▸ **What is asked**: Reproduce the listing below without any change.

** START OF Data for this exercise **

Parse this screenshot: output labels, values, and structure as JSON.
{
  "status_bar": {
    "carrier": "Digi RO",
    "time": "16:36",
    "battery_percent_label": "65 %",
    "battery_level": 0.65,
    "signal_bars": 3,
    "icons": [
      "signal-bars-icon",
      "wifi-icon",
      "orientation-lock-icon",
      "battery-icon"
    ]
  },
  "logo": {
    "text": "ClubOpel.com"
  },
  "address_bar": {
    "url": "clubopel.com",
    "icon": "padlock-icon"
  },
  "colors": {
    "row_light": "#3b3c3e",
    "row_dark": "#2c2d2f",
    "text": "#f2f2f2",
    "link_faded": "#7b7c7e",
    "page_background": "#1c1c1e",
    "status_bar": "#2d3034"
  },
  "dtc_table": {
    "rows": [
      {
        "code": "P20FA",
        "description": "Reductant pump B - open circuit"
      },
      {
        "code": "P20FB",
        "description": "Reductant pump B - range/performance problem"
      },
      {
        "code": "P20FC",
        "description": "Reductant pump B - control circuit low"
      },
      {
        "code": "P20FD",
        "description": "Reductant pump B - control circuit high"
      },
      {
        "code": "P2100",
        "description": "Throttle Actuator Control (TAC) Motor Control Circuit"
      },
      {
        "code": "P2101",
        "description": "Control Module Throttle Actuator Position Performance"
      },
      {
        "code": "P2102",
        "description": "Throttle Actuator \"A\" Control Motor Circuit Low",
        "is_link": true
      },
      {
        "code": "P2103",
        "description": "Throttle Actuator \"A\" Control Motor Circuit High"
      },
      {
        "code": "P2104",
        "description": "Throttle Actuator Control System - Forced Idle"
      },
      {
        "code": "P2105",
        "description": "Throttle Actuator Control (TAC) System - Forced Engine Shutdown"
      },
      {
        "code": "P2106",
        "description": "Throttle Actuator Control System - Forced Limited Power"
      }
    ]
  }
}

** END OF Data for this exercise **

▸ **The response**:
Parse this screenshot: output labels, values, and structure as JSON.
{
  "status_bar": {
    "carrier": "Digi RO",
    "time": "16:36",
    "battery_percent_label": "65 %",
    "battery_level": 0.65,
    "signal_bars": 3,
    "icons": [
      "signal-bars-icon",
      "wifi-icon",
      "orientation-lock-icon",
      "battery-icon"
    ]
  },
  "logo": {
    "text": "ClubOpel.com"
  },
  "address_bar": {
    "url": "clubopel.com",
    "icon": "padlock-icon"
  },
  "colors": {
    "row_light": "#3b3c3e",
    "row_dark": "#2c2d2f",
    "text": "#f2f2f2",
    "link_faded": "#7b7c7e",
    "page_background": "#1c1c1e",
    "status_bar": "#2d3034"
  },
  "dtc_table": {
    "rows": [
      {
        "code": "P20FA",
        "description": "Reductant pump B - open circuit"
      },
      {
        "code": "P20FB",
        "description": "Reductant pump B - range/performance problem"
      },
      {
        "code": "P20FC",
        "description": "Reductant pump B - control circuit low"
      },
      {
        "code": "P20FD",
        "description": "Reductant pump B - control circuit high"
      },
      {
        "code": "P2100",
        "description": "Throttle Actuator Control (TAC) Motor Control Circuit"
      },
      {
        "code": "P2101",
        "description": "Control Module Throttle Actuator Position Performance"
      },
      {
        "code": "P2102",
        "description": "Throttle Actuator \"A\" Control Motor Circuit Low",
        "is_link": true
      },
      {
        "code": "P2103",
        "description": "Throttle Actuator \"A\" Control Motor Circuit High"
      },
      {
        "code": "P2104",
        "description": "Throttle Actuator Control System - Forced Idle"
      },
      {
        "code": "P2105",
        "description": "Throttle Actuator Control (TAC) System - Forced Engine Shutdown"
      },
      {
        "code": "P2106",
        "description": "Throttle Actuator Control System - Forced Limited Power"
      }
    ]
  }
}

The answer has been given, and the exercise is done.